→ **Records for the task**:
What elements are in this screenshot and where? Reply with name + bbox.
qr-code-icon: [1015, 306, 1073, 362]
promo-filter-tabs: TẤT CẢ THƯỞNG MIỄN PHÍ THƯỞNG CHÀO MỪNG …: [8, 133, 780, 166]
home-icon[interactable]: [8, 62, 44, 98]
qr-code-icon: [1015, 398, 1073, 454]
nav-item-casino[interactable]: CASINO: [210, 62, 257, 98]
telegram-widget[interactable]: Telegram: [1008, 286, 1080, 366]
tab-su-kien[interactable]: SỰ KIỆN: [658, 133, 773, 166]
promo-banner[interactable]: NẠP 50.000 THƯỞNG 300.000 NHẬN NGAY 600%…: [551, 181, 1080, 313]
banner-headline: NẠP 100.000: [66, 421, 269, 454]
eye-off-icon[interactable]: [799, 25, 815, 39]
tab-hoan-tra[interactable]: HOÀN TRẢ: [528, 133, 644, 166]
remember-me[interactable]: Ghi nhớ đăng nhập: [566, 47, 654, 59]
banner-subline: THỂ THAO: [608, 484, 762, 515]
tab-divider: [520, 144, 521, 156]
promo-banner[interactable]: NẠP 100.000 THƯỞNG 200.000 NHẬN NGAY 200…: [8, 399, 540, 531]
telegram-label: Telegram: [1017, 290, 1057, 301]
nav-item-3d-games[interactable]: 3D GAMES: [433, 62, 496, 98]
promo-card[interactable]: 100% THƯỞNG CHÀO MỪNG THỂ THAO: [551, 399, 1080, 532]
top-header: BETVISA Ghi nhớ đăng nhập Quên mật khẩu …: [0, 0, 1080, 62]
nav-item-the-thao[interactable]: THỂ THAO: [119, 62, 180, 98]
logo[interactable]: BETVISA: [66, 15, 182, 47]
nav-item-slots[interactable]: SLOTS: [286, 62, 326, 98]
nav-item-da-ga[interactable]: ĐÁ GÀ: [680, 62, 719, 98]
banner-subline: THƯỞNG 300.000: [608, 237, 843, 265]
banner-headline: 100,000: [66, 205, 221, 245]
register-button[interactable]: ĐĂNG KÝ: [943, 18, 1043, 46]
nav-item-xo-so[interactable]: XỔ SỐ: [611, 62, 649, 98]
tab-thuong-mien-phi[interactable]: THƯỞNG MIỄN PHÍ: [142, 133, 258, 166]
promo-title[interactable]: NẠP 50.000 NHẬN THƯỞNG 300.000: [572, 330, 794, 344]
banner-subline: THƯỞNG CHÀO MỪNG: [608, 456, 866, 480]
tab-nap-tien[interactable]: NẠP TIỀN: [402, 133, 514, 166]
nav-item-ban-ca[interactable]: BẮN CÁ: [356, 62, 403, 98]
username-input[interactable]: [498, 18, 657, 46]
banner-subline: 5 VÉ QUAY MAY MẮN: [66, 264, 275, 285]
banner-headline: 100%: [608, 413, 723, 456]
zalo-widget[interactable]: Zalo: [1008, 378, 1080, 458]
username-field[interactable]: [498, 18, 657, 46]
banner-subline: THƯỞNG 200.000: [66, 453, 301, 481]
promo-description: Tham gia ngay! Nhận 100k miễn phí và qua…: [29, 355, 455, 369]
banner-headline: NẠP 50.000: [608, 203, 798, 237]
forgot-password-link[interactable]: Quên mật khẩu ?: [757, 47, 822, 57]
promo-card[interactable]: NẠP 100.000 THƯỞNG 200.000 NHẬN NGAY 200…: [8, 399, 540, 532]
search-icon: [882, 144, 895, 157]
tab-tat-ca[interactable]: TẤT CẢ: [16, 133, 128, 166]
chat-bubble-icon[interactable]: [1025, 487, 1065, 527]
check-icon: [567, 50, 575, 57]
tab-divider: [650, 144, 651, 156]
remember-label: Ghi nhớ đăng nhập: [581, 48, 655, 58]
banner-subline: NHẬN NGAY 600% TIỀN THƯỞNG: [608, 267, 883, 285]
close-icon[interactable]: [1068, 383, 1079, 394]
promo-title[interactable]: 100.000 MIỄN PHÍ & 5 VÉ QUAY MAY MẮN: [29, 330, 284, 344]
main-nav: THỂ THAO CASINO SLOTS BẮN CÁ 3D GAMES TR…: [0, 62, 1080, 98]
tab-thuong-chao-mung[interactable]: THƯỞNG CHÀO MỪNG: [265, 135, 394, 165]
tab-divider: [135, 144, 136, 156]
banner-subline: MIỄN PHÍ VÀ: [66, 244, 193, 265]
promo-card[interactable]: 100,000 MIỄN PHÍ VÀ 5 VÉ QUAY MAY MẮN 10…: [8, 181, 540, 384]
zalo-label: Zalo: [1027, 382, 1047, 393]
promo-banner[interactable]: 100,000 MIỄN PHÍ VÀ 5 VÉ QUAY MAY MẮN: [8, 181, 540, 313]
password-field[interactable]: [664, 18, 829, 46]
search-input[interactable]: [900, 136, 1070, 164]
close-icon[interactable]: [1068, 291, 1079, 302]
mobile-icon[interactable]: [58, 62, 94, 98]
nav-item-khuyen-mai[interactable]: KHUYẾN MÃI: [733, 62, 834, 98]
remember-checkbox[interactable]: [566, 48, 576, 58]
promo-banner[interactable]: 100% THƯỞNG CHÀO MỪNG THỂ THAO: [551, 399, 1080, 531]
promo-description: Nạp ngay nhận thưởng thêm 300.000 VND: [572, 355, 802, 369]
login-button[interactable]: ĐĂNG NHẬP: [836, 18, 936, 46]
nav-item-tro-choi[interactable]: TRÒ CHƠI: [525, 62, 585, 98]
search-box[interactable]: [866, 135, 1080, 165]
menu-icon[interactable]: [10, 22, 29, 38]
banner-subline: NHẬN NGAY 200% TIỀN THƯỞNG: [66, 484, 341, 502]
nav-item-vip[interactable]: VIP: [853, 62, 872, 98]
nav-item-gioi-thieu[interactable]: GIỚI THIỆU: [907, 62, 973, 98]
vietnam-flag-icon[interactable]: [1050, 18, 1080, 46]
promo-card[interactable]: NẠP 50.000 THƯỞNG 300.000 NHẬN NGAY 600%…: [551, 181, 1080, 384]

→ **Goal**:
Retype all of the entries above, copying every line character for character.

→ **Solution to this problem**:
What elements are in this screenshot and where? Reply with name + bbox.
qr-code-icon: [1015, 306, 1073, 362]
promo-filter-tabs: TẤT CẢ THƯỞNG MIỄN PHÍ THƯỞNG CHÀO MỪNG …: [8, 133, 780, 166]
home-icon[interactable]: [8, 62, 44, 98]
qr-code-icon: [1015, 398, 1073, 454]
nav-item-casino[interactable]: CASINO: [210, 62, 257, 98]
telegram-widget[interactable]: Telegram: [1008, 286, 1080, 366]
tab-su-kien[interactable]: SỰ KIỆN: [658, 133, 773, 166]
promo-banner[interactable]: NẠP 50.000 THƯỞNG 300.000 NHẬN NGAY 600%…: [551, 181, 1080, 313]
banner-headline: NẠP 100.000: [66, 421, 269, 454]
eye-off-icon[interactable]: [799, 25, 815, 39]
tab-hoan-tra[interactable]: HOÀN TRẢ: [528, 133, 644, 166]
remember-me[interactable]: Ghi nhớ đăng nhập: [566, 47, 654, 59]
banner-subline: THỂ THAO: [608, 484, 762, 515]
tab-divider: [520, 144, 521, 156]
promo-banner[interactable]: NẠP 100.000 THƯỞNG 200.000 NHẬN NGAY 200…: [8, 399, 540, 531]
telegram-label: Telegram: [1017, 290, 1057, 301]
nav-item-3d-games[interactable]: 3D GAMES: [433, 62, 496, 98]
promo-card[interactable]: 100% THƯỞNG CHÀO MỪNG THỂ THAO: [551, 399, 1080, 532]
top-header: BETVISA Ghi nhớ đăng nhập Quên mật khẩu …: [0, 0, 1080, 62]
nav-item-the-thao[interactable]: THỂ THAO: [119, 62, 180, 98]
logo[interactable]: BETVISA: [66, 15, 182, 47]
nav-item-slots[interactable]: SLOTS: [286, 62, 326, 98]
nav-item-da-ga[interactable]: ĐÁ GÀ: [680, 62, 719, 98]
banner-subline: THƯỞNG 300.000: [608, 237, 843, 265]
banner-headline: 100,000: [66, 205, 221, 245]
register-button[interactable]: ĐĂNG KÝ: [943, 18, 1043, 46]
nav-item-xo-so[interactable]: XỔ SỐ: [611, 62, 649, 98]
tab-thuong-mien-phi[interactable]: THƯỞNG MIỄN PHÍ: [142, 133, 258, 166]
promo-title[interactable]: NẠP 50.000 NHẬN THƯỞNG 300.000: [572, 330, 794, 344]
banner-subline: THƯỞNG CHÀO MỪNG: [608, 456, 866, 480]
tab-nap-tien[interactable]: NẠP TIỀN: [402, 133, 514, 166]
nav-item-ban-ca[interactable]: BẮN CÁ: [356, 62, 403, 98]
username-input[interactable]: [498, 18, 657, 46]
banner-subline: 5 VÉ QUAY MAY MẮN: [66, 264, 275, 285]
banner-headline: 100%: [608, 413, 723, 456]
zalo-widget[interactable]: Zalo: [1008, 378, 1080, 458]
username-field[interactable]: [498, 18, 657, 46]
banner-subline: THƯỞNG 200.000: [66, 453, 301, 481]
promo-description: Tham gia ngay! Nhận 100k miễn phí và qua…: [29, 355, 455, 369]
banner-headline: NẠP 50.000: [608, 203, 798, 237]
forgot-password-link[interactable]: Quên mật khẩu ?: [757, 47, 822, 57]
promo-card[interactable]: NẠP 100.000 THƯỞNG 200.000 NHẬN NGAY 200…: [8, 399, 540, 532]
search-icon: [882, 144, 895, 157]
tab-tat-ca[interactable]: TẤT CẢ: [16, 133, 128, 166]
chat-bubble-icon[interactable]: [1025, 487, 1065, 527]
check-icon: [567, 50, 575, 57]
tab-divider: [650, 144, 651, 156]
remember-label: Ghi nhớ đăng nhập: [581, 48, 655, 58]
banner-subline: NHẬN NGAY 600% TIỀN THƯỞNG: [608, 267, 883, 285]
close-icon[interactable]: [1068, 383, 1079, 394]
promo-title[interactable]: 100.000 MIỄN PHÍ & 5 VÉ QUAY MAY MẮN: [29, 330, 284, 344]
main-nav: THỂ THAO CASINO SLOTS BẮN CÁ 3D GAMES TR…: [0, 62, 1080, 98]
tab-thuong-chao-mung[interactable]: THƯỞNG CHÀO MỪNG: [265, 135, 394, 165]
tab-divider: [135, 144, 136, 156]
banner-subline: MIỄN PHÍ VÀ: [66, 244, 193, 265]
promo-card[interactable]: 100,000 MIỄN PHÍ VÀ 5 VÉ QUAY MAY MẮN 10…: [8, 181, 540, 384]
zalo-label: Zalo: [1027, 382, 1047, 393]
promo-banner[interactable]: 100,000 MIỄN PHÍ VÀ 5 VÉ QUAY MAY MẮN: [8, 181, 540, 313]
password-field[interactable]: [664, 18, 829, 46]
search-input[interactable]: [900, 136, 1070, 164]
close-icon[interactable]: [1068, 291, 1079, 302]
mobile-icon[interactable]: [58, 62, 94, 98]
nav-item-khuyen-mai[interactable]: KHUYẾN MÃI: [733, 62, 834, 98]
remember-checkbox[interactable]: [566, 48, 576, 58]
promo-banner[interactable]: 100% THƯỞNG CHÀO MỪNG THỂ THAO: [551, 399, 1080, 531]
promo-description: Nạp ngay nhận thưởng thêm 300.000 VND: [572, 355, 802, 369]
login-button[interactable]: ĐĂNG NHẬP: [836, 18, 936, 46]
nav-item-tro-choi[interactable]: TRÒ CHƠI: [525, 62, 585, 98]
search-box[interactable]: [866, 135, 1080, 165]
menu-icon[interactable]: [10, 22, 29, 38]
banner-subline: NHẬN NGAY 200% TIỀN THƯỞNG: [66, 484, 341, 502]
nav-item-vip[interactable]: VIP: [853, 62, 872, 98]
nav-item-gioi-thieu[interactable]: GIỚI THIỆU: [907, 62, 973, 98]
vietnam-flag-icon[interactable]: [1050, 18, 1080, 46]
promo-card[interactable]: NẠP 50.000 THƯỞNG 300.000 NHẬN NGAY 600%…: [551, 181, 1080, 384]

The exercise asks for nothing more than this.